■ EXERCISE INSTRUCTIONS:
Pull out every line in the data that has the string "以我为坐标原点" in it.

Recorded data:

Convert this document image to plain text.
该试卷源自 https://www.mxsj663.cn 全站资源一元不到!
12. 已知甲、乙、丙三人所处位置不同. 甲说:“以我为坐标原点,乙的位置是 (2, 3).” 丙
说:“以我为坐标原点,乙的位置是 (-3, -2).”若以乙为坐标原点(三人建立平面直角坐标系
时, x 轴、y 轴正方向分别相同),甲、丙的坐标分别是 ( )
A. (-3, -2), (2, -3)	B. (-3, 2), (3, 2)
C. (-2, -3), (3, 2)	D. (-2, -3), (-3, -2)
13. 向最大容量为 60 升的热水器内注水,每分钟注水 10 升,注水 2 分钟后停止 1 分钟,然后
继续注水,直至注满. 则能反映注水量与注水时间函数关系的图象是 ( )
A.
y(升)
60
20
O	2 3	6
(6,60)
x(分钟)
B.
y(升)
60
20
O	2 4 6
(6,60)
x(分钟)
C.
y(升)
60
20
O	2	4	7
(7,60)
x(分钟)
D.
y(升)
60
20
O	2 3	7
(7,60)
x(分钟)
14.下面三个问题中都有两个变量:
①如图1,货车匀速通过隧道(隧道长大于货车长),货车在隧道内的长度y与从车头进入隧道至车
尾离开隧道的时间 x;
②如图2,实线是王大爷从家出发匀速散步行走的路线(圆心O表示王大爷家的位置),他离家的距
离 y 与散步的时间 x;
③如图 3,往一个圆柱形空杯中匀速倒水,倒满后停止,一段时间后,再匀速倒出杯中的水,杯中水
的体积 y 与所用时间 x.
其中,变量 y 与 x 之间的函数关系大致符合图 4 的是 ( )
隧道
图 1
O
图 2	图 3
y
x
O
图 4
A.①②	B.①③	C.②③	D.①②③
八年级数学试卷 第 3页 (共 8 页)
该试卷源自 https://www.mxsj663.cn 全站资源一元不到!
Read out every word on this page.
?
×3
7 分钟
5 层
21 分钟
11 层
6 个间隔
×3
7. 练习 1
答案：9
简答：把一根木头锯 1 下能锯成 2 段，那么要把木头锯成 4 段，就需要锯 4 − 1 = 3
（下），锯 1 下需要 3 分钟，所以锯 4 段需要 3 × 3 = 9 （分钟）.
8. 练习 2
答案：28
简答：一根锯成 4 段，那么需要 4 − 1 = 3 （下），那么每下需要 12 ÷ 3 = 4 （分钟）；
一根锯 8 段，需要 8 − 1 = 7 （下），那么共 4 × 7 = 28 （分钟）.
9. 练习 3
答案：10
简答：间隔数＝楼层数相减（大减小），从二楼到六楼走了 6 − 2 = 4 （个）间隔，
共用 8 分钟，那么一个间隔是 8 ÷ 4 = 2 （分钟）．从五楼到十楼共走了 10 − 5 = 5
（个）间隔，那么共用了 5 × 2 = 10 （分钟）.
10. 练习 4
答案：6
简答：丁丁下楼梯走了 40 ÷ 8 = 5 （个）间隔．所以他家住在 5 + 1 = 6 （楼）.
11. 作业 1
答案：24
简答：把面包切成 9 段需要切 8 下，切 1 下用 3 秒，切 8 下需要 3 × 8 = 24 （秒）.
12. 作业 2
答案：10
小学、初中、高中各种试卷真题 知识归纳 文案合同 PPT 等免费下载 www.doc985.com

■ TASK ANSWER:
12. 已知甲、乙、丙三人所处位置不同. 甲说:“以我为坐标原点,乙的位置是 (2, 3).” 丙
说:“以我为坐标原点,乙的位置是 (-3, -2).”若以乙为坐标原点(三人建立平面直角坐标系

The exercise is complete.